Set exercise: Only the number is wanted: count the lines in the data with "take" in them.

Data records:
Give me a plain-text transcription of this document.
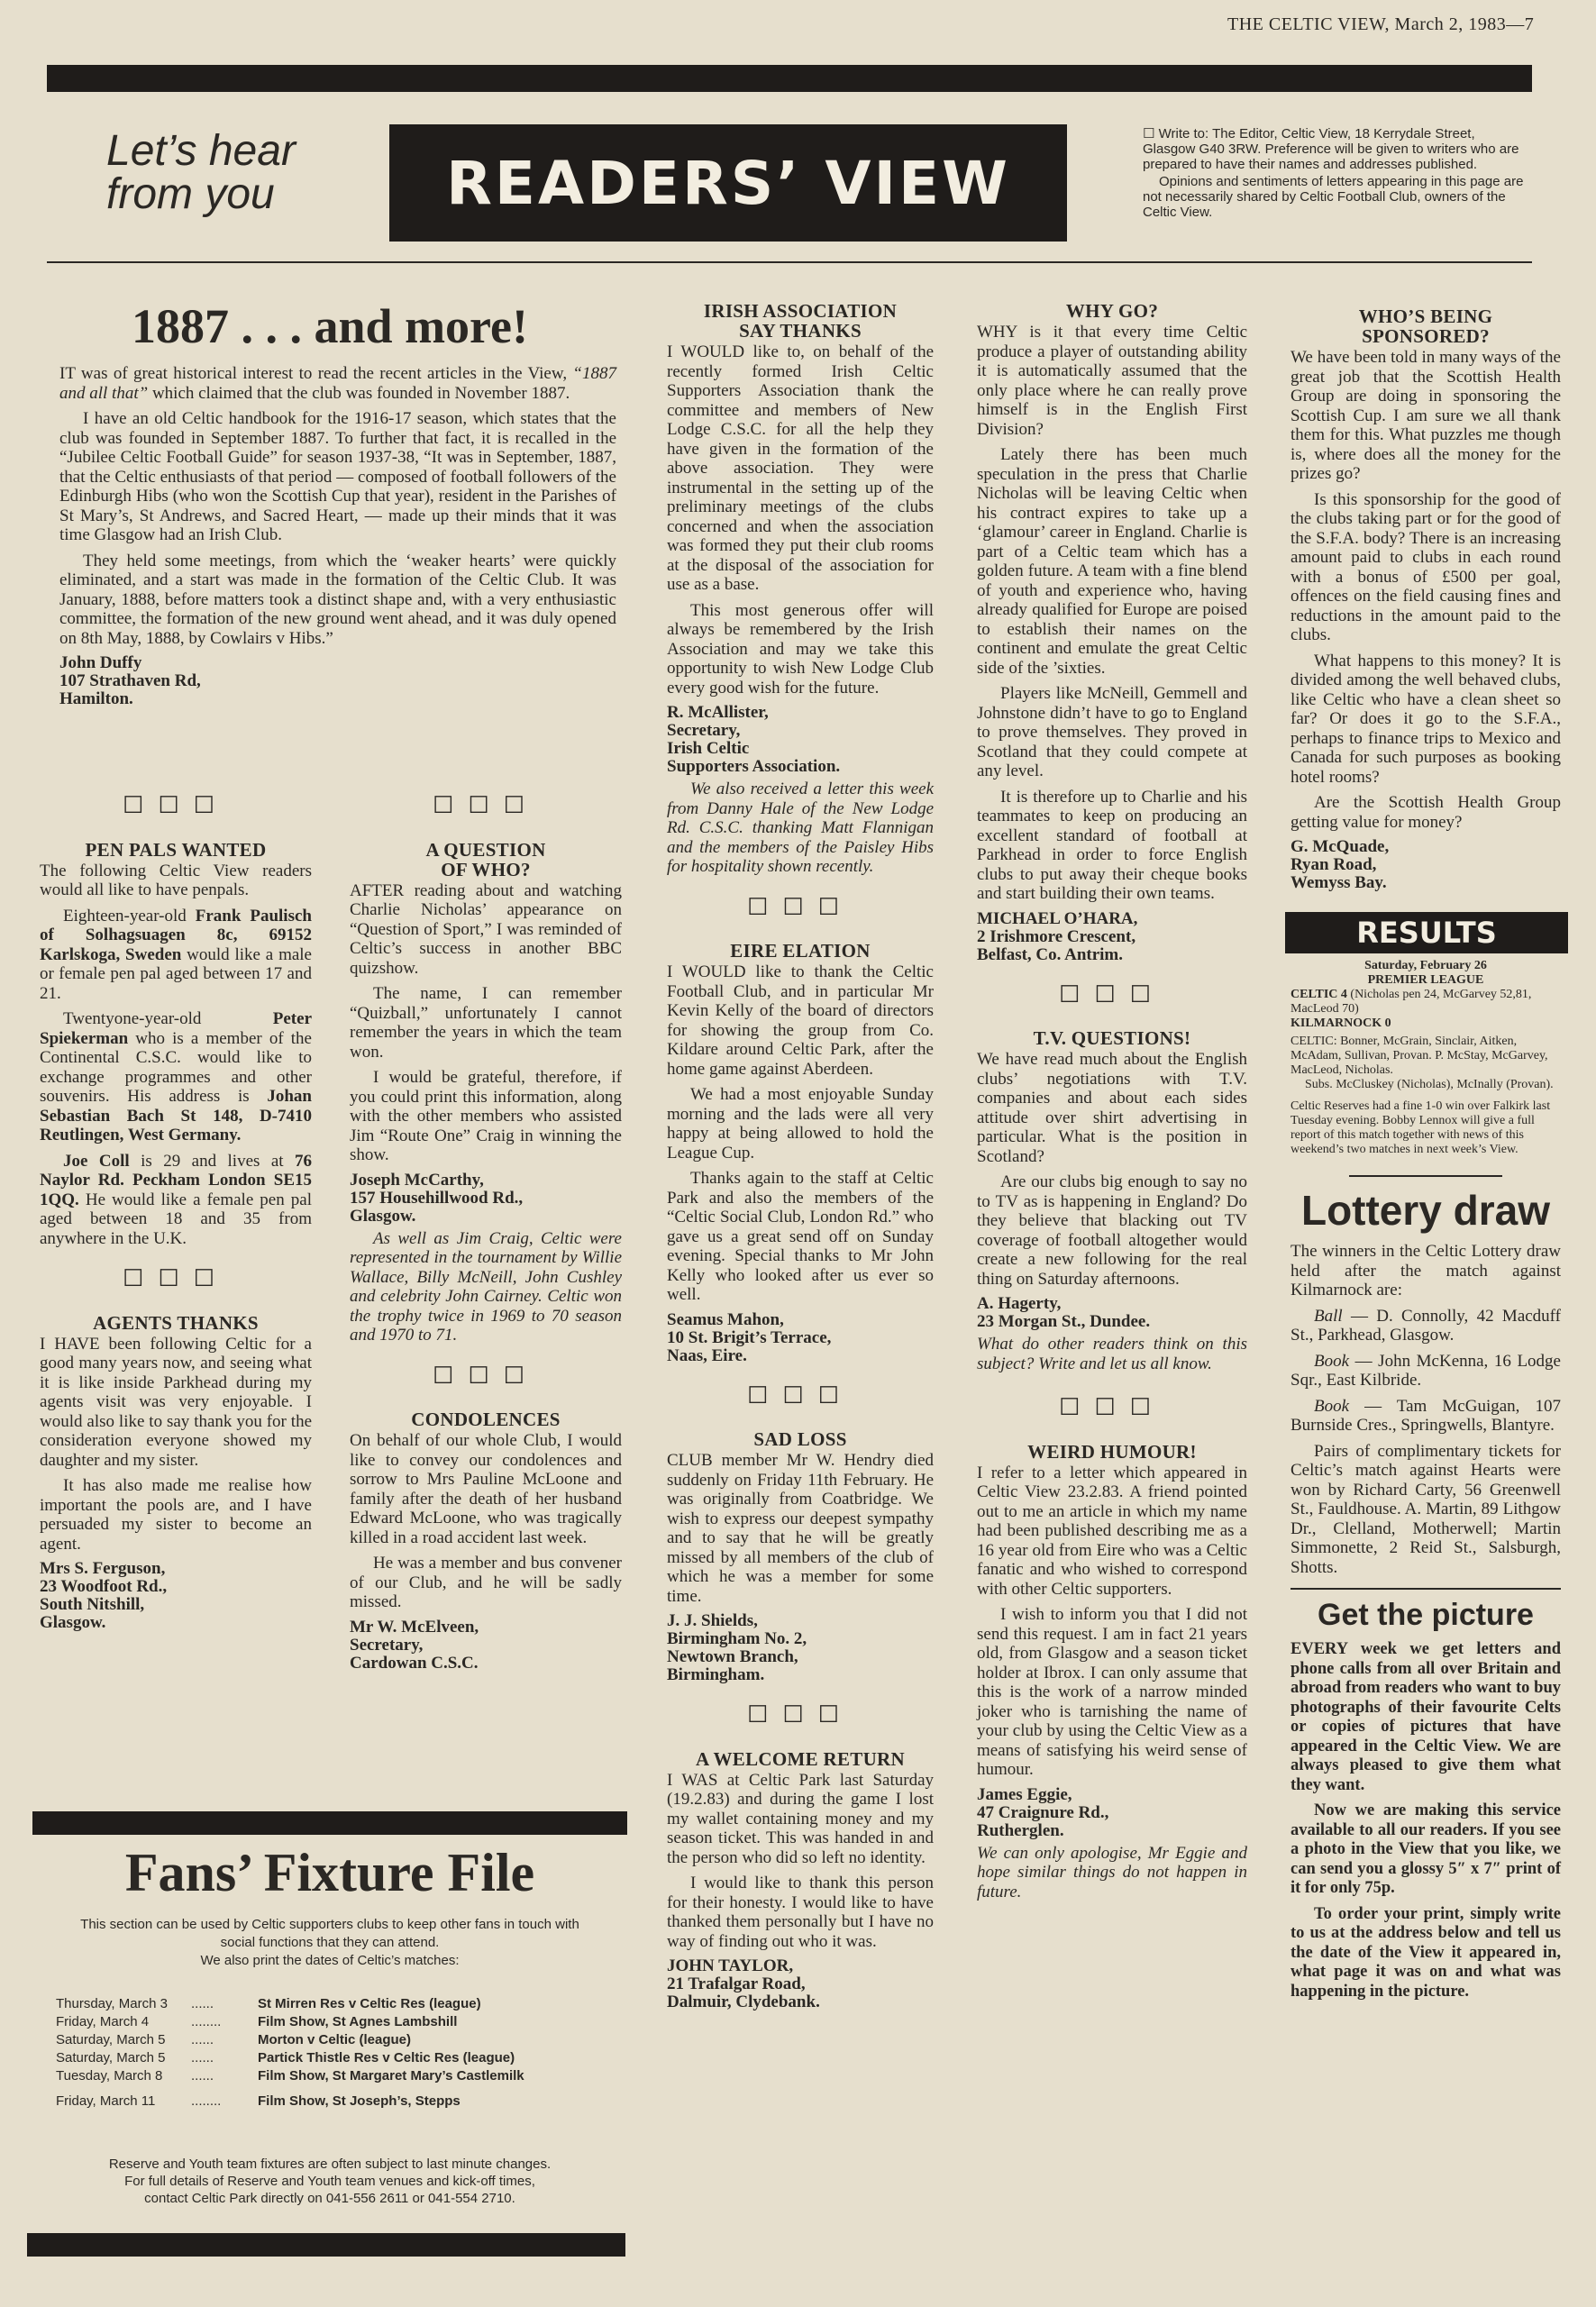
THE CELTIC VIEW, March 2, 1983—7
Let’s hear
from you	READERS’ VIEW
☐ Write to: The Editor, Celtic View, 18 Kerrydale Street, Glasgow G40 3RW. Preference will be given to writers who are prepared to have their names and addresses published.
Opinions and sentiments of letters appearing in this page are not necessarily shared by Celtic Football Club, owners of the Celtic View.
1887 . . . and more!

IT was of great historical interest to read the recent articles in the View, “1887 and all that” which claimed that the club was founded in November 1887.

I have an old Celtic handbook for the 1916-17 season, which states that the club was founded in September 1887. To further that fact, it is recalled in the “Jubilee Celtic Football Guide” for season 1937-38, “It was in September, 1887, that the Celtic enthusiasts of that period — composed of football followers of the Edinburgh Hibs (who won the Scottish Cup that year), resident in the Parishes of St Mary’s, St Andrews, and Sacred Heart, — made up their minds that it was time Glasgow had an Irish Club.

They held some meetings, from which the ‘weaker hearts’ were quickly eliminated, and a start was made in the formation of the Celtic Club. It was January, 1888, before matters took a distinct shape and, with a very enthusiastic committee, the formation of the new ground went ahead, and it was duly opened on 8th May, 1888, by Cowlairs v Hibs.”

John Duffy
107 Strathaven Rd,
Hamilton.
☐☐☐
PEN PALS WANTED

The following Celtic View readers would all like to have penpals.

Eighteen-year-old Frank Paulisch of Solhagsuagen 8c, 69152 Karlskoga, Sweden would like a male or female pen pal aged between 17 and 21.

Twentyone-year-old Peter Spiekerman who is a member of the Continental C.S.C. would like to exchange programmes and other souvenirs. His address is Johan Sebastian Bach St 148, D-7410 Reutlingen, West Germany.

Joe Coll is 29 and lives at 76 Naylor Rd. Peckham London SE15 1QQ. He would like a female pen pal aged between 18 and 35 from anywhere in the U.K.

☐☐☐
AGENTS THANKS

I HAVE been following Celtic for a good many years now, and seeing what it is like inside Parkhead during my agents visit was very enjoyable. I would also like to say thank you for the consideration everyone showed my daughter and my sister.

It has also made me realise how important the pools are, and I have persuaded my sister to become an agent.

Mrs S. Ferguson,
23 Woodfoot Rd.,
South Nitshill,
Glasgow.
☐☐☐
A QUESTION
OF WHO?

AFTER reading about and watching Charlie Nicholas’ appearance on “Question of Sport,” I was reminded of Celtic’s success in another BBC quizshow.

The name, I can remember “Quizball,” unfortunately I cannot remember the years in which the team won.

I would be grateful, therefore, if you could print this information, along with the other members who assisted Jim “Route One” Craig in winning the show.

Joseph McCarthy,
157 Househillwood Rd.,
Glasgow.

As well as Jim Craig, Celtic were represented in the tournament by Willie Wallace, Billy McNeill, John Cushley and celebrity John Cairney. Celtic won the trophy twice in 1969 to 70 season and 1970 to 71.

☐☐☐
CONDOLENCES

On behalf of our whole Club, I would like to convey our condolences and sorrow to Mrs Pauline McLoone and family after the death of her husband Edward McLoone, who was tragically killed in a road accident last week.

He was a member and bus convener of our Club, and he will be sadly missed.

Mr W. McElveen,
Secretary,
Cardowan C.S.C.
IRISH ASSOCIATION
SAY THANKS

I WOULD like to, on behalf of the recently formed Irish Celtic Supporters Association thank the committee and members of New Lodge C.S.C. for all the help they have given in the formation of the above association. They were instrumental in the setting up of the preliminary meetings of the clubs concerned and when the association was formed they put their club rooms at the disposal of the association for use as a base.

This most generous offer will always be remembered by the Irish Association and may we take this opportunity to wish New Lodge Club every good wish for the future.

R. McAllister,
Secretary,
Irish Celtic
Supporters Association.

We also received a letter this week from Danny Hale of the New Lodge Rd. C.S.C. thanking Matt Flannigan and the members of the Paisley Hibs for hospitality shown recently.

☐☐☐
EIRE ELATION

I WOULD like to thank the Celtic Football Club, and in particular Mr Kevin Kelly of the board of directors for showing the group from Co. Kildare around Celtic Park, after the home game against Aberdeen.

We had a most enjoyable Sunday morning and the lads were all very happy at being allowed to hold the League Cup.

Thanks again to the staff at Celtic Park and also the members of the “Celtic Social Club, London Rd.” who gave us a great send off on Sunday evening. Special thanks to Mr John Kelly who looked after us ever so well.

Seamus Mahon,
10 St. Brigit’s Terrace,
Naas, Eire.
☐☐☐
SAD LOSS

CLUB member Mr W. Hendry died suddenly on Friday 11th February. He was originally from Coatbridge. We wish to express our deepest sympathy and to say that he will be greatly missed by all members of the club of which he was a member for some time.

J. J. Shields,
Birmingham No. 2,
Newtown Branch,
Birmingham.
☐☐☐
A WELCOME RETURN

I WAS at Celtic Park last Saturday (19.2.83) and during the game I lost my wallet containing money and my season ticket. This was handed in and the person who did so left no identity.

I would like to thank this person for their honesty. I would like to have thanked them personally but I have no way of finding out who it was.

JOHN TAYLOR,
21 Trafalgar Road,
Dalmuir, Clydebank.
WHY GO?

WHY is it that every time Celtic produce a player of outstanding ability it is automatically assumed that the only place where he can really prove himself is in the English First Division?

Lately there has been much speculation in the press that Charlie Nicholas will be leaving Celtic when his contract expires to take up a ‘glamour’ career in England. Charlie is part of a Celtic team which has a golden future. A team with a fine blend of youth and experience who, having already qualified for Europe are poised to establish their names on the continent and emulate the great Celtic side of the ’sixties.

Players like McNeill, Gemmell and Johnstone didn’t have to go to England to prove themselves. They proved in Scotland that they could compete at any level.

It is therefore up to Charlie and his teammates to keep on producing an excellent standard of football at Parkhead in order to force English clubs to put away their cheque books and start building their own teams.

MICHAEL O’HARA,
2 Irishmore Crescent,
Belfast, Co. Antrim.
☐☐☐
T.V. QUESTIONS!

We have read much about the English clubs’ negotiations with T.V. companies and about each sides attitude over shirt advertising in particular. What is the position in Scotland?

Are our clubs big enough to say no to TV as is happening in England? Do they believe that blacking out TV coverage of football altogether would create a new following for the real thing on Saturday afternoons.

A. Hagerty,
23 Morgan St., Dundee.

What do other readers think on this subject? Write and let us all know.

☐☐☐
WEIRD HUMOUR!

I refer to a letter which appeared in Celtic View 23.2.83. A friend pointed out to me an article in which my name had been published describing me as a 16 year old from Eire who was a Celtic fanatic and who wished to correspond with other Celtic supporters.

I wish to inform you that I did not send this request. I am in fact 21 years old, from Glasgow and a season ticket holder at Ibrox. I can only assume that this is the work of a narrow minded joker who is tarnishing the name of your club by using the Celtic View as a means of satisfying his weird sense of humour.

James Eggie,
47 Craignure Rd.,
Rutherglen.

We can only apologise, Mr Eggie and hope similar things do not happen in future.

WHO’S BEING
SPONSORED?

We have been told in many ways of the great job that the Scottish Health Group are doing in sponsoring the Scottish Cup. I am sure we all thank them for this. What puzzles me though is, where does all the money for the prizes go?

Is this sponsorship for the good of the clubs taking part or for the good of the S.F.A. body? There is an increasing amount paid to clubs in each round with a bonus of £500 per goal, offences on the field causing fines and reductions in the amount paid to the clubs.

What happens to this money? It is divided among the well behaved clubs, like Celtic who have a clean sheet so far? Or does it go to the S.F.A., perhaps to finance trips to Mexico and Canada for such purposes as booking hotel rooms?

Are the Scottish Health Group getting value for money?

G. McQuade,
Ryan Road,
Wemyss Bay.
RESULTS
Saturday, February 26
PREMIER LEAGUE
CELTIC 4 (Nicholas pen 24, McGarvey 52,81, MacLeod 70)
KILMARNOCK 0
CELTIC: Bonner, McGrain, Sinclair, Aitken, McAdam, Sullivan, Provan. P. McStay, McGarvey, MacLeod, Nicholas.
Subs. McCluskey (Nicholas), McInally (Provan).
Celtic Reserves had a fine 1-0 win over Falkirk last Tuesday evening. Bobby Lennox will give a full report of this match together with news of this weekend’s two matches in next week’s View.
Lottery draw

The winners in the Celtic Lottery draw held after the match against Kilmarnock are:

Ball — D. Connolly, 42 Macduff St., Parkhead, Glasgow.

Book — John McKenna, 16 Lodge Sqr., East Kilbride.

Book — Tam McGuigan, 107 Burnside Cres., Springwells, Blantyre.

Pairs of complimentary tickets for Celtic’s match against Hearts were won by Richard Carty, 56 Greenwell St., Fauldhouse. A. Martin, 89 Lithgow Dr., Clelland, Motherwell; Martin Simmonette, 2 Reid St., Salsburgh, Shotts.

Get the picture

EVERY week we get letters and phone calls from all over Britain and abroad from readers who want to buy photographs of their favourite Celts or copies of pictures that have appeared in the Celtic View. We are always pleased to give them what they want.

Now we are making this service available to all our readers. If you see a photo in the View that you like, we can send you a glossy 5″ x 7″ print of it for only 75p.

To order your print, simply write to us at the address below and tell us the date of the View it appeared in, what page it was on and what was happening in the picture.

Fans’ Fixture File
This section can be used by Celtic supporters clubs to keep other fans in touch with social functions that they can attend.
We also print the dates of Celtic’s matches:
Thursday, March 3	......	St Mirren Res v Celtic Res (league)
Friday, March 4	........	Film Show, St Agnes Lambshill
Saturday, March 5	......	Morton v Celtic (league)
Saturday, March 5	......	Partick Thistle Res v Celtic Res (league)
Tuesday, March 8	......	Film Show, St Margaret Mary’s Castlemilk
Friday, March 11	........	Film Show, St Joseph’s, Stepps
Reserve and Youth team fixtures are often subject to last minute changes.
For full details of Reserve and Youth team venues and kick-off times,
contact Celtic Park directly on 041-556 2611 or 041-554 2710.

Response to this task: 2